From the listing that follows, extract every line and set it down unaltered.

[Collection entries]
———

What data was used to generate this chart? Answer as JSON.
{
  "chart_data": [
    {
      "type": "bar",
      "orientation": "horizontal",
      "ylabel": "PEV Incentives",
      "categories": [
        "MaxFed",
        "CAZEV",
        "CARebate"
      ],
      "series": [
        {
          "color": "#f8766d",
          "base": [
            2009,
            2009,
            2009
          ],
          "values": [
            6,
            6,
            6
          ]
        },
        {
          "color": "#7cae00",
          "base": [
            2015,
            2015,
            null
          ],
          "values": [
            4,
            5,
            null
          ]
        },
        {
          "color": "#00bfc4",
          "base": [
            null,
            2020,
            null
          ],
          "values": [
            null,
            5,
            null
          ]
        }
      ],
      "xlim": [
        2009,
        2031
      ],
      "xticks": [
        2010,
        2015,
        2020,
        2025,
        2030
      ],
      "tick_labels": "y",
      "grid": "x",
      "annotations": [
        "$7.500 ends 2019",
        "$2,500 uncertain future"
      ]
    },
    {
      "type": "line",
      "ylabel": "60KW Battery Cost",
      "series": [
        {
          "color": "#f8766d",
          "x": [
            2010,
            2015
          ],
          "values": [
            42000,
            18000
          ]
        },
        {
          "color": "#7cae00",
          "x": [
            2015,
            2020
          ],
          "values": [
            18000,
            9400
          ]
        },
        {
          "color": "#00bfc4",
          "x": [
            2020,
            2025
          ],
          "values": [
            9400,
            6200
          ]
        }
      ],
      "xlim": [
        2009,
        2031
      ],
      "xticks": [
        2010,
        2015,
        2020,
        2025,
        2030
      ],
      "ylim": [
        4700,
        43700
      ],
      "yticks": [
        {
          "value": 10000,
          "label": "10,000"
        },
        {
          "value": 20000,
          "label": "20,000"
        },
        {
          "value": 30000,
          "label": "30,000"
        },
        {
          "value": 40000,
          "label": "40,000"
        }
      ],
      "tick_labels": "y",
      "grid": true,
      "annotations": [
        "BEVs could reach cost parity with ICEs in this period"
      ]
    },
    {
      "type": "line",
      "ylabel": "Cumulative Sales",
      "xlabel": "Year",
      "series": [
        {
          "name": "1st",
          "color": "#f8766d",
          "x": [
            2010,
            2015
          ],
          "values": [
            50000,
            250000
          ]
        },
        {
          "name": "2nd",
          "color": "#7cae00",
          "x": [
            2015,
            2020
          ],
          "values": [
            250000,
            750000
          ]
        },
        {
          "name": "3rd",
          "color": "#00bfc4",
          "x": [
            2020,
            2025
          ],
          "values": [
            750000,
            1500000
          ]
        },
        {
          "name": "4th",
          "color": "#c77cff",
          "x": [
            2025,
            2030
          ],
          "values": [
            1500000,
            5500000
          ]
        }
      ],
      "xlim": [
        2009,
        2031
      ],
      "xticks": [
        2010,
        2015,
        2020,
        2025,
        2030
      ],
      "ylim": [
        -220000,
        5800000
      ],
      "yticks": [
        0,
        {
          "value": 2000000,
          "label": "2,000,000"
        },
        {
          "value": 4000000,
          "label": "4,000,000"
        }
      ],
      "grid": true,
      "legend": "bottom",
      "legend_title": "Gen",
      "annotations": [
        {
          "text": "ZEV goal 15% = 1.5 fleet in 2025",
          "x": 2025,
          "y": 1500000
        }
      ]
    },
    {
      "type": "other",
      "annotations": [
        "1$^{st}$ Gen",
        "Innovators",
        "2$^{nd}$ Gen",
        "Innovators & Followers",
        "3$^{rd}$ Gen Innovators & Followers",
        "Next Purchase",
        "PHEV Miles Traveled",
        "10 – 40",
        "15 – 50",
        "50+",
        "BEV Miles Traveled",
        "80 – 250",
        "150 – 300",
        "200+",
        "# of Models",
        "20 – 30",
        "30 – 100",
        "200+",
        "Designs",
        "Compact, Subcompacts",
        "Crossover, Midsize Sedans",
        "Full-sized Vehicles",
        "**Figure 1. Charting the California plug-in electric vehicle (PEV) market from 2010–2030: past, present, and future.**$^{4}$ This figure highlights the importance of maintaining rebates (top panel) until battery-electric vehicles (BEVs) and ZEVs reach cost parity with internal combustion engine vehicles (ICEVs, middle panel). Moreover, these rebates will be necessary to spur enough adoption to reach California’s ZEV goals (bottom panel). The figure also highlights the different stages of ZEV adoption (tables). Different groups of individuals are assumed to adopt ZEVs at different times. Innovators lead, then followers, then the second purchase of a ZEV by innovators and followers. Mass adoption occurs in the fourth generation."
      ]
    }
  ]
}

———

Complete response
What data was used to generate this chart? Answer as JSON.
{
  "chart_data": [
    {
      "type": "bar",
      "orientation": "horizontal",
      "ylabel": "PEV Incentives",
      "categories": [
        "MaxFed",
        "CAZEV",
        "CARebate"
      ],
      "series": [
        {
          "color": "#f8766d",
          "base": [
            2009,
            2009,
            2009
          ],
          "values": [
            6,
            6,
            6
          ]
        },
        {
          "color": "#7cae00",
          "base": [
            2015,
            2015,
            null
          ],
          "values": [
            4,
            5,
            null
          ]
        },
        {
          "color": "#00bfc4",
          "base": [
            null,
            2020,
            null
          ],
          "values": [
            null,
            5,
            null
          ]
        }
      ],
      "xlim": [
        2009,
        2031
      ],
      "xticks": [
        2010,
        2015,
        2020,
        2025,
        2030
      ],
      "tick_labels": "y",
      "grid": "x",
      "annotations": [
        "$7.500 ends 2019",
        "$2,500 uncertain future"
      ]
    },
    {
      "type": "line",
      "ylabel": "60KW Battery Cost",
      "series": [
        {
          "color": "#f8766d",
          "x": [
            2010,
            2015
          ],
          "values": [
            42000,
            18000
          ]
        },
        {
          "color": "#7cae00",
          "x": [
            2015,
            2020
          ],
          "values": [
            18000,
            9400
          ]
        },
        {
          "color": "#00bfc4",
          "x": [
            2020,
            2025
          ],
          "values": [
            9400,
            6200
          ]
        }
      ],
      "xlim": [
        2009,
        2031
      ],
      "xticks": [
        2010,
        2015,
        2020,
        2025,
        2030
      ],
      "ylim": [
        4700,
        43700
      ],
      "yticks": [
        {
          "value": 10000,
          "label": "10,000"
        },
        {
          "value": 20000,
          "label": "20,000"
        },
        {
          "value": 30000,
          "label": "30,000"
        },
        {
          "value": 40000,
          "label": "40,000"
        }
      ],
      "tick_labels": "y",
      "grid": true,
      "annotations": [
        "BEVs could reach cost parity with ICEs in this period"
      ]
    },
    {
      "type": "line",
      "ylabel": "Cumulative Sales",
      "xlabel": "Year",
      "series": [
        {
          "name": "1st",
          "color": "#f8766d",
          "x": [
            2010,
            2015
          ],
          "values": [
            50000,
            250000
          ]
        },
        {
          "name": "2nd",
          "color": "#7cae00",
          "x": [
            2015,
            2020
          ],
          "values": [
            250000,
            750000
          ]
        },
        {
          "name": "3rd",
          "color": "#00bfc4",
          "x": [
            2020,
            2025
          ],
          "values": [
            750000,
            1500000
          ]
        },
        {
          "name": "4th",
          "color": "#c77cff",
          "x": [
            2025,
            2030
          ],
          "values": [
            1500000,
            5500000
          ]
        }
      ],
      "xlim": [
        2009,
        2031
      ],
      "xticks": [
        2010,
        2015,
        2020,
        2025,
        2030
      ],
      "ylim": [
        -220000,
        5800000
      ],
      "yticks": [
        0,
        {
          "value": 2000000,
          "label": "2,000,000"
        },
        {
          "value": 4000000,
          "label": "4,000,000"
        }
      ],
      "grid": true,
      "legend": "bottom",
      "legend_title": "Gen",
      "annotations": [
        {
          "text": "ZEV goal 15% = 1.5 fleet in 2025",
          "x": 2025,
          "y": 1500000
        }
      ]
    },
    {
      "type": "other",
      "annotations": [
        "1$^{st}$ Gen",
        "Innovators",
        "2$^{nd}$ Gen",
        "Innovators & Followers",
        "3$^{rd}$ Gen Innovators & Followers",
        "Next Purchase",
        "PHEV Miles Traveled",
        "10 – 40",
        "15 – 50",
        "50+",
        "BEV Miles Traveled",
        "80 – 250",
        "150 – 300",
        "200+",
        "# of Models",
        "20 – 30",
        "30 – 100",
        "200+",
        "Designs",
        "Compact, Subcompacts",
        "Crossover, Midsize Sedans",
        "Full-sized Vehicles",
        "**Figure 1. Charting the California plug-in electric vehicle (PEV) market from 2010–2030: past, present, and future.**$^{4}$ This figure highlights the importance of maintaining rebates (top panel) until battery-electric vehicles (BEVs) and ZEVs reach cost parity with internal combustion engine vehicles (ICEVs, middle panel). Moreover, these rebates will be necessary to spur enough adoption to reach California’s ZEV goals (bottom panel). The figure also highlights the different stages of ZEV adoption (tables). Different groups of individuals are assumed to adopt ZEVs at different times. Innovators lead, then followers, then the second purchase of a ZEV by innovators and followers. Mass adoption occurs in the fourth generation."
      ]
    }
  ]
}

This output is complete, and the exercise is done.